- **What the task asks**: Leaving the pictures aside, transcribe every line below exactly.

- **Given entries**:
----

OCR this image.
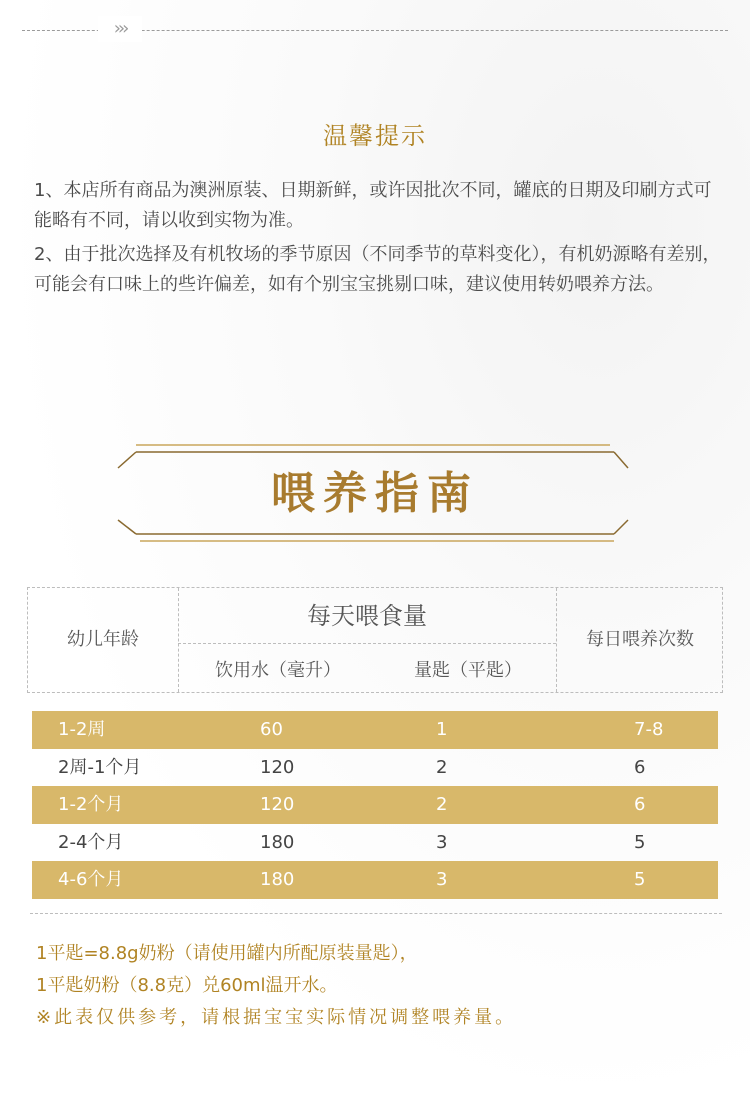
›››
温馨提示

1、本店所有商品为澳洲原装、日期新鲜，或许因批次不同，罐底的日期及印刷方式可能略有不同，请以收到实物为准。

2、由于批次选择及有机牧场的季节原因（不同季节的草料变化），有机奶源略有差别，可能会有口味上的些许偏差，如有个别宝宝挑剔口味，建议使用转奶喂养方法。

喂养指南
幼儿年龄
每天喂食量
饮用水（毫升）	量匙（平匙）
每日喂养次数
1-2周	60	1	7-8
2周-1个月	120	2	6
1-2个月	120	2	6
2-4个月	180	3	5
4-6个月	180	3	5

1平匙=8.8g奶粉（请使用罐内所配原装量匙），

1平匙奶粉（8.8克）兑60ml温开水。

※此表仅供参考，请根据宝宝实际情况调整喂养量。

----

- **Solution for this problem**:
OCR this image.
›››
温馨提示

1、本店所有商品为澳洲原装、日期新鲜，或许因批次不同，罐底的日期及印刷方式可能略有不同，请以收到实物为准。

2、由于批次选择及有机牧场的季节原因（不同季节的草料变化），有机奶源略有差别，可能会有口味上的些许偏差，如有个别宝宝挑剔口味，建议使用转奶喂养方法。

喂养指南
幼儿年龄
每天喂食量
饮用水（毫升）	量匙（平匙）
每日喂养次数
1-2周	60	1	7-8
2周-1个月	120	2	6
1-2个月	120	2	6
2-4个月	180	3	5
4-6个月	180	3	5

1平匙=8.8g奶粉（请使用罐内所配原装量匙），

1平匙奶粉（8.8克）兑60ml温开水。

※此表仅供参考，请根据宝宝实际情况调整喂养量。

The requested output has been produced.